◆ **EXERCISE INSTRUCTIONS**:
Transcribe all of the material below word for word and leave out its pictures.

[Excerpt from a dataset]
---*---

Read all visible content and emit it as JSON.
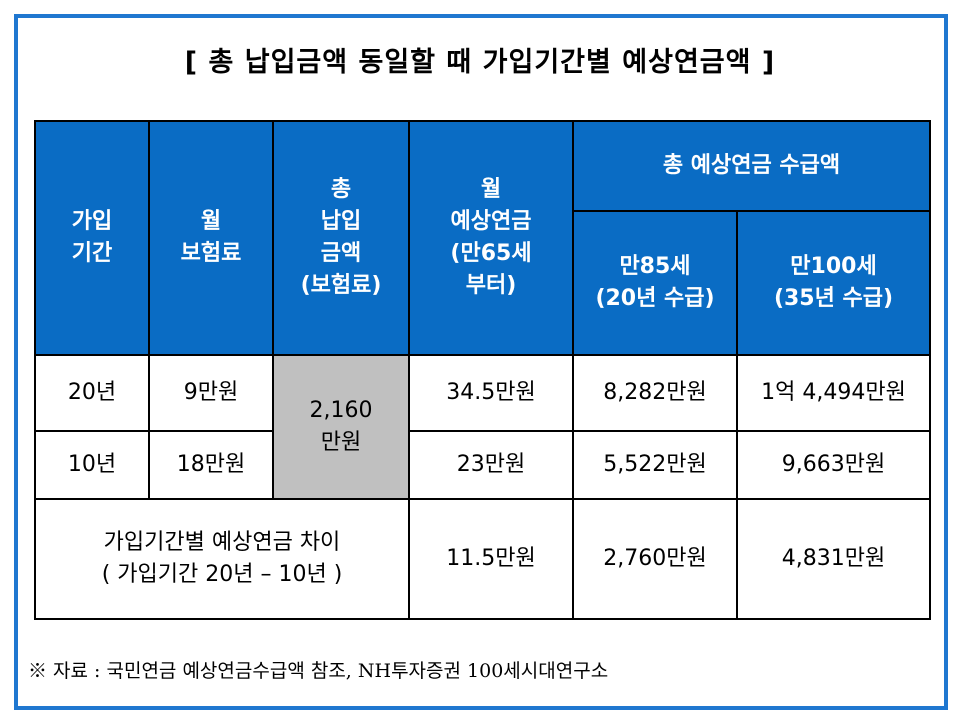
{
  "title": "[ 총 납입금액 동일할 때 가입기간별 예상연금액 ]",
  "table": {
    "headers": {
      "period": [
        "가입",
        "기간"
      ],
      "premium": [
        "월",
        "보험료"
      ],
      "total_paid": [
        "총",
        "납입",
        "금액",
        "(보험료)"
      ],
      "monthly_pension": [
        "월",
        "예상연금",
        "(만65세",
        "부터)"
      ],
      "total_pension_group": "총 예상연금 수급액",
      "age85": [
        "만85세",
        "(20년 수급)"
      ],
      "age100": [
        "만100세",
        "(35년 수급)"
      ]
    },
    "rows": [
      {
        "period": "20년",
        "premium": "9만원",
        "monthly_pension": "34.5만원",
        "age85": "8,282만원",
        "age100": "1억 4,494만원"
      },
      {
        "period": "10년",
        "premium": "18만원",
        "monthly_pension": "23만원",
        "age85": "5,522만원",
        "age100": "9,663만원"
      }
    ],
    "total_paid_merged": [
      "2,160",
      "만원"
    ],
    "difference_row": {
      "label": [
        "가입기간별 예상연금 차이",
        "( 가입기간 20년 – 10년 )"
      ],
      "monthly_pension": "11.5만원",
      "age85": "2,760만원",
      "age100": "4,831만원"
    }
  },
  "source": "※ 자료 : 국민연금 예상연금수급액 참조, NH투자증권 100세시대연구소",
  "colors": {
    "frame": "#1f77d0",
    "header_bg": "#0a6cc4",
    "merged_cell_bg": "#c0c0c0"
  }
}
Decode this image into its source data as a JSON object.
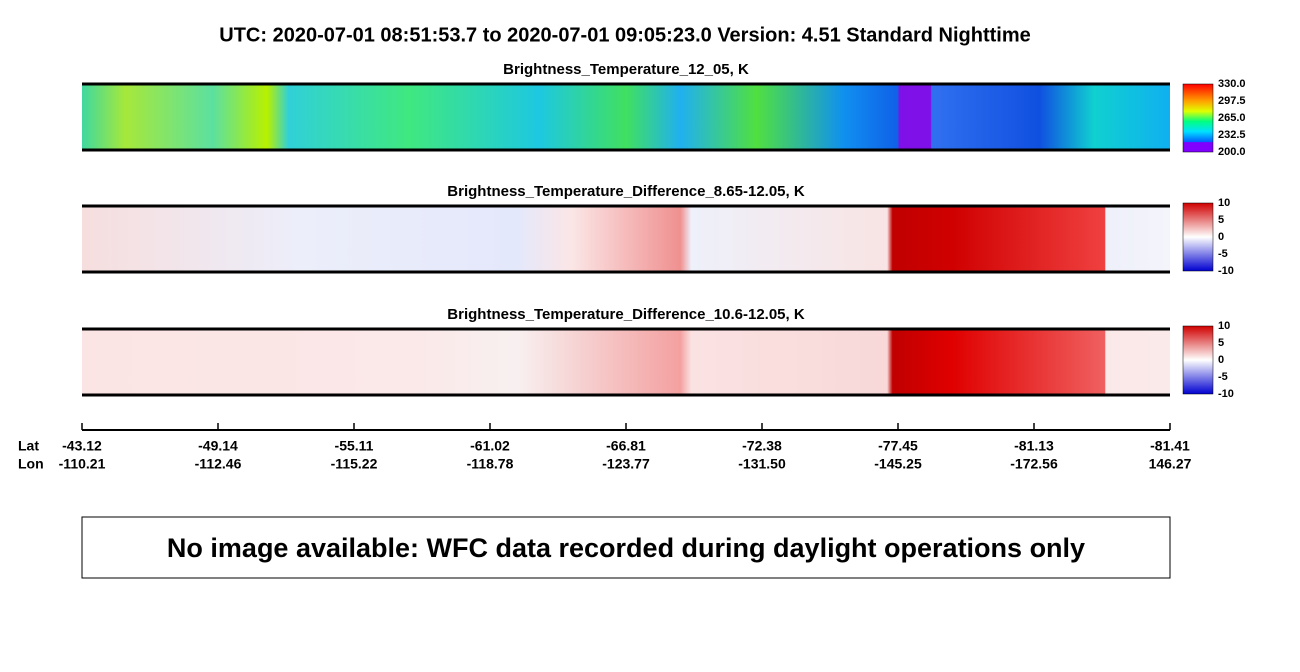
{
  "title": "UTC:  2020-07-01   08:51:53.7  to  2020-07-01   09:05:23.0    Version: 4.51  Standard Nighttime",
  "panels": [
    {
      "title": "Brightness_Temperature_12_05, K",
      "colorbar_labels": [
        "330.0",
        "297.5",
        "265.0",
        "232.5",
        "200.0"
      ]
    },
    {
      "title": "Brightness_Temperature_Difference_8.65-12.05, K",
      "colorbar_labels": [
        "10",
        "5",
        "0",
        "-5",
        "-10"
      ]
    },
    {
      "title": "Brightness_Temperature_Difference_10.6-12.05, K",
      "colorbar_labels": [
        "10",
        "5",
        "0",
        "-5",
        "-10"
      ]
    }
  ],
  "axis": {
    "lat_label": "Lat",
    "lon_label": "Lon",
    "lat": [
      "-43.12",
      "-49.14",
      "-55.11",
      "-61.02",
      "-66.81",
      "-72.38",
      "-77.45",
      "-81.13",
      "-81.41"
    ],
    "lon": [
      "-110.21",
      "-112.46",
      "-115.22",
      "-118.78",
      "-123.77",
      "-131.50",
      "-145.25",
      "-172.56",
      "146.27"
    ]
  },
  "notice": "No image available: WFC data recorded during daylight operations only"
}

---*---

◆ **SOLUTION TO THE PROBLEM**:
Read all visible content and emit it as JSON.
{
  "title": "[ 총 납입금액 동일할 때 가입기간별 예상연금액 ]",
  "table": {
    "headers": {
      "period": [
        "가입",
        "기간"
      ],
      "premium": [
        "월",
        "보험료"
      ],
      "total_paid": [
        "총",
        "납입",
        "금액",
        "(보험료)"
      ],
      "monthly_pension": [
        "월",
        "예상연금",
        "(만65세",
        "부터)"
      ],
      "total_pension_group": "총 예상연금 수급액",
      "age85": [
        "만85세",
        "(20년 수급)"
      ],
      "age100": [
        "만100세",
        "(35년 수급)"
      ]
    },
    "rows": [
      {
        "period": "20년",
        "premium": "9만원",
        "monthly_pension": "34.5만원",
        "age85": "8,282만원",
        "age100": "1억 4,494만원"
      },
      {
        "period": "10년",
        "premium": "18만원",
        "monthly_pension": "23만원",
        "age85": "5,522만원",
        "age100": "9,663만원"
      }
    ],
    "total_paid_merged": [
      "2,160",
      "만원"
    ],
    "difference_row": {
      "label": [
        "가입기간별 예상연금 차이",
        "( 가입기간 20년 – 10년 )"
      ],
      "monthly_pension": "11.5만원",
      "age85": "2,760만원",
      "age100": "4,831만원"
    }
  },
  "source": "※ 자료 : 국민연금 예상연금수급액 참조, NH투자증권 100세시대연구소",
  "colors": {
    "frame": "#1f77d0",
    "header_bg": "#0a6cc4",
    "merged_cell_bg": "#c0c0c0"
  }
}
Decode this image into its source data as a JSON object.
{
  "title": "UTC:  2020-07-01   08:51:53.7  to  2020-07-01   09:05:23.0    Version: 4.51  Standard Nighttime",
  "panels": [
    {
      "title": "Brightness_Temperature_12_05, K",
      "colorbar_labels": [
        "330.0",
        "297.5",
        "265.0",
        "232.5",
        "200.0"
      ]
    },
    {
      "title": "Brightness_Temperature_Difference_8.65-12.05, K",
      "colorbar_labels": [
        "10",
        "5",
        "0",
        "-5",
        "-10"
      ]
    },
    {
      "title": "Brightness_Temperature_Difference_10.6-12.05, K",
      "colorbar_labels": [
        "10",
        "5",
        "0",
        "-5",
        "-10"
      ]
    }
  ],
  "axis": {
    "lat_label": "Lat",
    "lon_label": "Lon",
    "lat": [
      "-43.12",
      "-49.14",
      "-55.11",
      "-61.02",
      "-66.81",
      "-72.38",
      "-77.45",
      "-81.13",
      "-81.41"
    ],
    "lon": [
      "-110.21",
      "-112.46",
      "-115.22",
      "-118.78",
      "-123.77",
      "-131.50",
      "-145.25",
      "-172.56",
      "146.27"
    ]
  },
  "notice": "No image available: WFC data recorded during daylight operations only"
}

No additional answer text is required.